- Work to be completed -
Each entry below is to be transcribed exactly.

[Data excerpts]
━━━━

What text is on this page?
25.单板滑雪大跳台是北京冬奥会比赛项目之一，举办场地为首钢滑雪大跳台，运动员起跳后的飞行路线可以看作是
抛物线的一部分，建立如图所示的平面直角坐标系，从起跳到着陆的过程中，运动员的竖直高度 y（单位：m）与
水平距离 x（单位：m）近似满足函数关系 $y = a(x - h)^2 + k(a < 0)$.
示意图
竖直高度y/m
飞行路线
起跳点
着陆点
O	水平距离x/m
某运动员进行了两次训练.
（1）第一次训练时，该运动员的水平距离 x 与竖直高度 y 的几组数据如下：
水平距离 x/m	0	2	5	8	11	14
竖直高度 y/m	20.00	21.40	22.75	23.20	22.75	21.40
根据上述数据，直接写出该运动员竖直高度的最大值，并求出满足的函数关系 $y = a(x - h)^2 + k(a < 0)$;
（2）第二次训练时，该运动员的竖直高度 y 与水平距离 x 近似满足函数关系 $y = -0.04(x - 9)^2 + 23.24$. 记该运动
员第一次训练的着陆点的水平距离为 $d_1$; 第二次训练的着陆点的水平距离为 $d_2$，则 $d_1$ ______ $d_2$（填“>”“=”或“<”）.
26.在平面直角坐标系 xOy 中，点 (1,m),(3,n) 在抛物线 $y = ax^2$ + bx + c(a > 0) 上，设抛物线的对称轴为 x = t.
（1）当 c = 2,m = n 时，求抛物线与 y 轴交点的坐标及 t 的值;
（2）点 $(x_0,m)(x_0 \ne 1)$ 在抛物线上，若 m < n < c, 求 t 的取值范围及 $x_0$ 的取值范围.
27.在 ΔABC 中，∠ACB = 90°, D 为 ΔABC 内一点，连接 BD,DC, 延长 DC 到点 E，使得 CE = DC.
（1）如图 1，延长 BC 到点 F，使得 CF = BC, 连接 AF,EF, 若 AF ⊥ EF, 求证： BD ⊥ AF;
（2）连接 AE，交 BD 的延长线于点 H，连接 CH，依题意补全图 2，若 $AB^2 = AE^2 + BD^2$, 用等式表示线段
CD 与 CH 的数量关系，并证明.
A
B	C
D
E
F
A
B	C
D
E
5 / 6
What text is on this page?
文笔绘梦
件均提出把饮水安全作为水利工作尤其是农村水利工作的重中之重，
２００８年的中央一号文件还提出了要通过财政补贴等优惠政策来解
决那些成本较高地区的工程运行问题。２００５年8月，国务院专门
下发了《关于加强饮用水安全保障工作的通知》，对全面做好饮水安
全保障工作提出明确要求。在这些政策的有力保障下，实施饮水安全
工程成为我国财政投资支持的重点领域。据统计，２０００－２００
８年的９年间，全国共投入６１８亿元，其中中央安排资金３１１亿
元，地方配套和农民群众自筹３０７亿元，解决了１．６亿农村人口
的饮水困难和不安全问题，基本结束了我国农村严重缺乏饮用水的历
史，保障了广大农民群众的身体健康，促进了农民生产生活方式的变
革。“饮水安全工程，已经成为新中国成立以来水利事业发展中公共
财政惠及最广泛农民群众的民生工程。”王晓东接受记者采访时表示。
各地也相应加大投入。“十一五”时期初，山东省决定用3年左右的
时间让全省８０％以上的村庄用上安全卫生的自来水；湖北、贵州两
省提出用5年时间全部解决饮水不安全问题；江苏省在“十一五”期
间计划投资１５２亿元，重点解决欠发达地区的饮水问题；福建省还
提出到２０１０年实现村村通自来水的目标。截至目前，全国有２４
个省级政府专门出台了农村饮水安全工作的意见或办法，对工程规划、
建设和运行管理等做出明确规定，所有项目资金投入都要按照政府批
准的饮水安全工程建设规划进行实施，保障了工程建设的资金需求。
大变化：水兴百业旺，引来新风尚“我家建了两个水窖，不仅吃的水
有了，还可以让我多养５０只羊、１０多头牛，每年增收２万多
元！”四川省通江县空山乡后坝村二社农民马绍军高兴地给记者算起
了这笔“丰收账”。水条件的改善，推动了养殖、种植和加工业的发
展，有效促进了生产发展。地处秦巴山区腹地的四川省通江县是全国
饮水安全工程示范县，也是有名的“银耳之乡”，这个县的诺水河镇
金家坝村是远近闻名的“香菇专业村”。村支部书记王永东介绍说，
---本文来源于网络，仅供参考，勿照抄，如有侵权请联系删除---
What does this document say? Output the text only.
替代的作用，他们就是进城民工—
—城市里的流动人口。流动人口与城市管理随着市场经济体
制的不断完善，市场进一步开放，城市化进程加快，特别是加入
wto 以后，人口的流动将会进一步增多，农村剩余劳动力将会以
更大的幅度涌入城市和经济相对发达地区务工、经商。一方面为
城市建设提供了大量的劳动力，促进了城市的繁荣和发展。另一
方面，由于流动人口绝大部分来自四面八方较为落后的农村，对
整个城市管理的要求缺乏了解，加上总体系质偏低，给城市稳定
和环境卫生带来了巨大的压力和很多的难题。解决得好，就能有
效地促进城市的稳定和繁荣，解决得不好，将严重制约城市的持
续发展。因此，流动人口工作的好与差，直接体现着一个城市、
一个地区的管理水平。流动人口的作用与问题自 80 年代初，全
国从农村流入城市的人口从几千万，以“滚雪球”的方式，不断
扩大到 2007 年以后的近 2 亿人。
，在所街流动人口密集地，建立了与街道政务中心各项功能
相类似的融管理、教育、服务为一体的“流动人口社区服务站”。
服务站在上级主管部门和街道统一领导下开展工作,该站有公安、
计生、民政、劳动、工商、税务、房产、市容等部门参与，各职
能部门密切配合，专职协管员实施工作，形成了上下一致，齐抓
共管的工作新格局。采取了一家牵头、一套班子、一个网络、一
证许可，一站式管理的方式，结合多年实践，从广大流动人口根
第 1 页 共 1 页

━━━━

- Solution for this problem -
What text is on this page?
25.单板滑雪大跳台是北京冬奥会比赛项目之一，举办场地为首钢滑雪大跳台，运动员起跳后的飞行路线可以看作是
抛物线的一部分，建立如图所示的平面直角坐标系，从起跳到着陆的过程中，运动员的竖直高度 y（单位：m）与
水平距离 x（单位：m）近似满足函数关系 $y = a(x - h)^2 + k(a < 0)$.
示意图
竖直高度y/m
飞行路线
起跳点
着陆点
O	水平距离x/m
某运动员进行了两次训练.
（1）第一次训练时，该运动员的水平距离 x 与竖直高度 y 的几组数据如下：
水平距离 x/m	0	2	5	8	11	14
竖直高度 y/m	20.00	21.40	22.75	23.20	22.75	21.40
根据上述数据，直接写出该运动员竖直高度的最大值，并求出满足的函数关系 $y = a(x - h)^2 + k(a < 0)$;
（2）第二次训练时，该运动员的竖直高度 y 与水平距离 x 近似满足函数关系 $y = -0.04(x - 9)^2 + 23.24$. 记该运动
员第一次训练的着陆点的水平距离为 $d_1$; 第二次训练的着陆点的水平距离为 $d_2$，则 $d_1$ ______ $d_2$（填“>”“=”或“<”）.
26.在平面直角坐标系 xOy 中，点 (1,m),(3,n) 在抛物线 $y = ax^2$ + bx + c(a > 0) 上，设抛物线的对称轴为 x = t.
（1）当 c = 2,m = n 时，求抛物线与 y 轴交点的坐标及 t 的值;
（2）点 $(x_0,m)(x_0 \ne 1)$ 在抛物线上，若 m < n < c, 求 t 的取值范围及 $x_0$ 的取值范围.
27.在 ΔABC 中，∠ACB = 90°, D 为 ΔABC 内一点，连接 BD,DC, 延长 DC 到点 E，使得 CE = DC.
（1）如图 1，延长 BC 到点 F，使得 CF = BC, 连接 AF,EF, 若 AF ⊥ EF, 求证： BD ⊥ AF;
（2）连接 AE，交 BD 的延长线于点 H，连接 CH，依题意补全图 2，若 $AB^2 = AE^2 + BD^2$, 用等式表示线段
CD 与 CH 的数量关系，并证明.
A
B	C
D
E
F
A
B	C
D
E
5 / 6
What text is on this page?
文笔绘梦
件均提出把饮水安全作为水利工作尤其是农村水利工作的重中之重，
２００８年的中央一号文件还提出了要通过财政补贴等优惠政策来解
决那些成本较高地区的工程运行问题。２００５年8月，国务院专门
下发了《关于加强饮用水安全保障工作的通知》，对全面做好饮水安
全保障工作提出明确要求。在这些政策的有力保障下，实施饮水安全
工程成为我国财政投资支持的重点领域。据统计，２０００－２００
８年的９年间，全国共投入６１８亿元，其中中央安排资金３１１亿
元，地方配套和农民群众自筹３０７亿元，解决了１．６亿农村人口
的饮水困难和不安全问题，基本结束了我国农村严重缺乏饮用水的历
史，保障了广大农民群众的身体健康，促进了农民生产生活方式的变
革。“饮水安全工程，已经成为新中国成立以来水利事业发展中公共
财政惠及最广泛农民群众的民生工程。”王晓东接受记者采访时表示。
各地也相应加大投入。“十一五”时期初，山东省决定用3年左右的
时间让全省８０％以上的村庄用上安全卫生的自来水；湖北、贵州两
省提出用5年时间全部解决饮水不安全问题；江苏省在“十一五”期
间计划投资１５２亿元，重点解决欠发达地区的饮水问题；福建省还
提出到２０１０年实现村村通自来水的目标。截至目前，全国有２４
个省级政府专门出台了农村饮水安全工作的意见或办法，对工程规划、
建设和运行管理等做出明确规定，所有项目资金投入都要按照政府批
准的饮水安全工程建设规划进行实施，保障了工程建设的资金需求。
大变化：水兴百业旺，引来新风尚“我家建了两个水窖，不仅吃的水
有了，还可以让我多养５０只羊、１０多头牛，每年增收２万多
元！”四川省通江县空山乡后坝村二社农民马绍军高兴地给记者算起
了这笔“丰收账”。水条件的改善，推动了养殖、种植和加工业的发
展，有效促进了生产发展。地处秦巴山区腹地的四川省通江县是全国
饮水安全工程示范县，也是有名的“银耳之乡”，这个县的诺水河镇
金家坝村是远近闻名的“香菇专业村”。村支部书记王永东介绍说，
---本文来源于网络，仅供参考，勿照抄，如有侵权请联系删除---
What does this document say? Output the text only.
替代的作用，他们就是进城民工—
—城市里的流动人口。流动人口与城市管理随着市场经济体
制的不断完善，市场进一步开放，城市化进程加快，特别是加入
wto 以后，人口的流动将会进一步增多，农村剩余劳动力将会以
更大的幅度涌入城市和经济相对发达地区务工、经商。一方面为
城市建设提供了大量的劳动力，促进了城市的繁荣和发展。另一
方面，由于流动人口绝大部分来自四面八方较为落后的农村，对
整个城市管理的要求缺乏了解，加上总体系质偏低，给城市稳定
和环境卫生带来了巨大的压力和很多的难题。解决得好，就能有
效地促进城市的稳定和繁荣，解决得不好，将严重制约城市的持
续发展。因此，流动人口工作的好与差，直接体现着一个城市、
一个地区的管理水平。流动人口的作用与问题自 80 年代初，全
国从农村流入城市的人口从几千万，以“滚雪球”的方式，不断
扩大到 2007 年以后的近 2 亿人。
，在所街流动人口密集地，建立了与街道政务中心各项功能
相类似的融管理、教育、服务为一体的“流动人口社区服务站”。
服务站在上级主管部门和街道统一领导下开展工作,该站有公安、
计生、民政、劳动、工商、税务、房产、市容等部门参与，各职
能部门密切配合，专职协管员实施工作，形成了上下一致，齐抓
共管的工作新格局。采取了一家牵头、一套班子、一个网络、一
证许可，一站式管理的方式，结合多年实践，从广大流动人口根
第 1 页 共 1 页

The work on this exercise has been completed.